- **Passage shown**:

Practical .NET

UI Practicalities: Managing Data

Here's an example of how user stories, personas, usability testing and the practicalities of navigating with a mouse define a UI. Peter Vogel also discusses how he feels about error messages.

In previous columns about UI design, I've sketched out a process that begins by defining personas that represent your users, moves on to developing the user stories those personas follow and continues into usability testing. This column looks at a specific case study to show how a UI evolves through the application of these three tools and real-world screen logistics. This is less abstract than my earlier columns, but it shows how that earlier work pays off. And, fair warning: This is a form I'm working on right now for a project that's still in progress, so none of these designs are final.

- **Task inputs**:
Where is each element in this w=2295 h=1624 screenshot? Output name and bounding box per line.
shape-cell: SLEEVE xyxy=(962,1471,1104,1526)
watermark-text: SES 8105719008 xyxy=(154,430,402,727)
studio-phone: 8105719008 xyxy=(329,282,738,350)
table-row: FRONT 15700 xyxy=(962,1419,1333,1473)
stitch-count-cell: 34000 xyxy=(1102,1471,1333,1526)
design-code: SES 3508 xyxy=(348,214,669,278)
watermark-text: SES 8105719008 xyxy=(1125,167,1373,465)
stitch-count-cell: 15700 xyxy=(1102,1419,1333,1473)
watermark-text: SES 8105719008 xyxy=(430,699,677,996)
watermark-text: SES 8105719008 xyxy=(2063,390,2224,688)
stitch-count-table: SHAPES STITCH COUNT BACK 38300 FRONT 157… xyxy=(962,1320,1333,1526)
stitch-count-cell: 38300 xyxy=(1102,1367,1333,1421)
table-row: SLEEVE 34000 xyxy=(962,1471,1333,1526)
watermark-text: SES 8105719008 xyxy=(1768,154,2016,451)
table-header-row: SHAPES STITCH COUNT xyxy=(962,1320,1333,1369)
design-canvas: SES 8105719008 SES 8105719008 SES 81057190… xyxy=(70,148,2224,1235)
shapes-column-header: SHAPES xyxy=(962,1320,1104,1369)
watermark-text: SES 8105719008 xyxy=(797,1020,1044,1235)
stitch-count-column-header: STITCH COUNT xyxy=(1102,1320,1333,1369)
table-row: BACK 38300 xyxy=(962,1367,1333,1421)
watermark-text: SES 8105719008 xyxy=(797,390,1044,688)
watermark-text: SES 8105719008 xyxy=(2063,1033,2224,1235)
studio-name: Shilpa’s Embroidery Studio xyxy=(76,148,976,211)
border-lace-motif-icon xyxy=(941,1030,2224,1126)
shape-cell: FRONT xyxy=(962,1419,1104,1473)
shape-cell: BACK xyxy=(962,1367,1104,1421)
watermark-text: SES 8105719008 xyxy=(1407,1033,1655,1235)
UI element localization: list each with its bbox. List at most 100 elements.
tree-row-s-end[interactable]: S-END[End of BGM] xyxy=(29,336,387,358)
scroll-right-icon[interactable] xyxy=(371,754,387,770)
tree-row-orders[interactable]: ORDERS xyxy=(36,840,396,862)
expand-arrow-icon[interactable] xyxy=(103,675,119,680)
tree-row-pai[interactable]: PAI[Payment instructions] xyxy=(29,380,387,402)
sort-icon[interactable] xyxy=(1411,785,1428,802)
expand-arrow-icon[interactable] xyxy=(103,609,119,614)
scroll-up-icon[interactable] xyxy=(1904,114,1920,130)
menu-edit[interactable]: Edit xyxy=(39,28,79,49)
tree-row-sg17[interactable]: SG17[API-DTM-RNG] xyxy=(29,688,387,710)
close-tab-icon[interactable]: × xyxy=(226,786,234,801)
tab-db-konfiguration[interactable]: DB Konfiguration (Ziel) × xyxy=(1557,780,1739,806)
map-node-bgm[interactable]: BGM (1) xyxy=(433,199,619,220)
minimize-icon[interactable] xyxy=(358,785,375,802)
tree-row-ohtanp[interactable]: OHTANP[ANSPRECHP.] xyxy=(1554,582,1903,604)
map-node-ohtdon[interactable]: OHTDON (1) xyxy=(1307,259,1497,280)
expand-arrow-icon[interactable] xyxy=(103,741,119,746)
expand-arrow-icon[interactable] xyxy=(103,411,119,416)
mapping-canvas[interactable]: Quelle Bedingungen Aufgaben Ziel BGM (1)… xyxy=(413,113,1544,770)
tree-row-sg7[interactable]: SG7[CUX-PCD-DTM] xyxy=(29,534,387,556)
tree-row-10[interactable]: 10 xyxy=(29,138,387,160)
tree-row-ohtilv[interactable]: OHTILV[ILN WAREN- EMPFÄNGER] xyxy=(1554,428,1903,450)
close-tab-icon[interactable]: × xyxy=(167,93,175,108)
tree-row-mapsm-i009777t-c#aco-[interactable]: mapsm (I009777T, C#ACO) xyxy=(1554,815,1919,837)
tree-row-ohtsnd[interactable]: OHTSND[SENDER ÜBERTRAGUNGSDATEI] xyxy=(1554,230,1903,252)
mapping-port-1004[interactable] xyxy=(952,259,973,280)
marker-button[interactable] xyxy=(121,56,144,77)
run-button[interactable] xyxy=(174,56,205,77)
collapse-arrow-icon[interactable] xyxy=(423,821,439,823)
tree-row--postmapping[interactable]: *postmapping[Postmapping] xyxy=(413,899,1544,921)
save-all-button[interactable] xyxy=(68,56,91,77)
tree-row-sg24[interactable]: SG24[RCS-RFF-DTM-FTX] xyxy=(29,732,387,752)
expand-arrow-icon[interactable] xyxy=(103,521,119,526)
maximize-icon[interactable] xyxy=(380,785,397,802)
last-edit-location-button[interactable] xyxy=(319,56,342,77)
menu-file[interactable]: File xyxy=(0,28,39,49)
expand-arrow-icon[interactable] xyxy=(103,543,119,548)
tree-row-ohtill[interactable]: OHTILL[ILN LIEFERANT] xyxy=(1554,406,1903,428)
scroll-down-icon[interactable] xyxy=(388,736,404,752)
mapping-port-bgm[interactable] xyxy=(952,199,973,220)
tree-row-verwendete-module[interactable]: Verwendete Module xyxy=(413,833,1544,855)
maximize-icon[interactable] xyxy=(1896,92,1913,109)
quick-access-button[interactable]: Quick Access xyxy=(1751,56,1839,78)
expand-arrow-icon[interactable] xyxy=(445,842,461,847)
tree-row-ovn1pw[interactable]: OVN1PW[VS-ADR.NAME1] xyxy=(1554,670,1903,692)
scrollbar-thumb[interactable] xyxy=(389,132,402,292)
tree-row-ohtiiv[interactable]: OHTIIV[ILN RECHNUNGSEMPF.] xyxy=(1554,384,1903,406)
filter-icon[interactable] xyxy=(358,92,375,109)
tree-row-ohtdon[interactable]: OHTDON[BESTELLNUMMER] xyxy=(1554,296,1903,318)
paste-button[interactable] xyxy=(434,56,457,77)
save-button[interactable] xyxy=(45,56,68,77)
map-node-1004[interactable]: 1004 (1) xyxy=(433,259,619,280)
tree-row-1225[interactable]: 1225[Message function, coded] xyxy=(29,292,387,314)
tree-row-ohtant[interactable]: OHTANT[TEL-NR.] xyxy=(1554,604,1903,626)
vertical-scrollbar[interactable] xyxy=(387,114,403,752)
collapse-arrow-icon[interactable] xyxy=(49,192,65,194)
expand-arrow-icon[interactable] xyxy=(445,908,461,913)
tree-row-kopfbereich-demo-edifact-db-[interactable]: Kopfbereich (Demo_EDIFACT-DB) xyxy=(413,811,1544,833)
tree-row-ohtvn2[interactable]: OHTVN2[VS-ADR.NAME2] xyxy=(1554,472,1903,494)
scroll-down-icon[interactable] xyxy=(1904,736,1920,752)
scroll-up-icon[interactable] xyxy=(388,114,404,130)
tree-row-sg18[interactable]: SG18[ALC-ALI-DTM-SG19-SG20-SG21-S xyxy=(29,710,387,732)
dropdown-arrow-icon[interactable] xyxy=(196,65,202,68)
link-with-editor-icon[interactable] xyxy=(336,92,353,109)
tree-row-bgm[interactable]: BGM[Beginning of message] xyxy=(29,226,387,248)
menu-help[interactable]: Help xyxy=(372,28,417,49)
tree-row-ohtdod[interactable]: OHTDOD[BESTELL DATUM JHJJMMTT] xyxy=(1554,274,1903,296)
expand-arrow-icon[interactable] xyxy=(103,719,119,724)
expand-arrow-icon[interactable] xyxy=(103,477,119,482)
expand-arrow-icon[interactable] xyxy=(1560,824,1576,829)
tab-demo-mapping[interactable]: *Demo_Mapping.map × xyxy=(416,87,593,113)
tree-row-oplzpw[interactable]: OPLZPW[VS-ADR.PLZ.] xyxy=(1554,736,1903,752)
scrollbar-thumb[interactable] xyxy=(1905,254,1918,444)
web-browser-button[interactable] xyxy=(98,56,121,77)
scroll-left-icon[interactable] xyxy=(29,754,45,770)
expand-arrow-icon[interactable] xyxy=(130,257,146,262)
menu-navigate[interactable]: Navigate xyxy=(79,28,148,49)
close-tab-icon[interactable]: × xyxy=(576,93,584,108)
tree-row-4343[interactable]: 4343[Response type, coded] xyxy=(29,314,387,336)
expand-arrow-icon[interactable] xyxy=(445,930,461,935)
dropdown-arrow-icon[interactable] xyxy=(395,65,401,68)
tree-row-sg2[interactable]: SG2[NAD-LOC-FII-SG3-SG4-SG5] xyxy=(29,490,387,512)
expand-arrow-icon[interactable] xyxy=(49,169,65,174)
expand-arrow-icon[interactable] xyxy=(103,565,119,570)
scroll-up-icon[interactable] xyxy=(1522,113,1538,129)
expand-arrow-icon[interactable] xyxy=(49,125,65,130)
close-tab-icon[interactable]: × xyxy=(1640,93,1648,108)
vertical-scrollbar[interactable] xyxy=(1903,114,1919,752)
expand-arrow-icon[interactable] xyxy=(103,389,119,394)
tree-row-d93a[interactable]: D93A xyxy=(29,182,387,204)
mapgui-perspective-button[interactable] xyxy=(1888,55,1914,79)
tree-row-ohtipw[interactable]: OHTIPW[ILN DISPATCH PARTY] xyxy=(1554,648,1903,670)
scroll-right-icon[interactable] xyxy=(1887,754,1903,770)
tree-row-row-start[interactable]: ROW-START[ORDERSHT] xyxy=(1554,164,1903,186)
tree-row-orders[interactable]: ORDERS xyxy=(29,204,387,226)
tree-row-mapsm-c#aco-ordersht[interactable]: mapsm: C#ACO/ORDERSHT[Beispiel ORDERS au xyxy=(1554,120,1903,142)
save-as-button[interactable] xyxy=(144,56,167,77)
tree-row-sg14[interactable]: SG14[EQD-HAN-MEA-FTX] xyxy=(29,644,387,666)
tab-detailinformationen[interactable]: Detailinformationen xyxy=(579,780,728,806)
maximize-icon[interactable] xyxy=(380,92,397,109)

- **Jobs**:
A – Rewrite the Practical .NET article starting with "In previous columns" and going on through "designs are final.", substituting "user interviews" for "usability testing".
B – Render the rows as a Markdown table with columns Row and Line, starting with the first row and going on through the row with "watermark-text: SES 8105719008 xyxy=(1125,167,1373,465)". Leave out blank lines.
The rows have no connection to the Practical .NET article.

- **Answers for the tasks**:
A –
In previous columns about UI design, I've sketched out a process that begins by defining personas that represent your users, moves on to developing the user stories those personas follow and continues into user interviews. This column looks at a specific case study to show how a UI evolves through the application of these three tools and real-world screen logistics. This is less abstract than my earlier columns, but it shows how that earlier work pays off. And, fair warning: This is a form I'm working on right now for a project that's still in progress, so none of these designs are final.

B –
| Row | Line |
|---|---|
| 1 | Where is each element in this w=2295 h=1624 screenshot? Output name and bounding box per line. |
| 2 | shape-cell: SLEEVE xyxy=(962,1471,1104,1526) |
| 3 | watermark-text: SES 8105719008 xyxy=(154,430,402,727) |
| 4 | studio-phone: 8105719008 xyxy=(329,282,738,350) |
| 5 | table-row: FRONT 15700 xyxy=(962,1419,1333,1473) |
| 6 | stitch-count-cell: 34000 xyxy=(1102,1471,1333,1526) |
| 7 | design-code: SES 3508 xyxy=(348,214,669,278) |
| 8 | watermark-text: SES 8105719008 xyxy=(1125,167,1373,465) |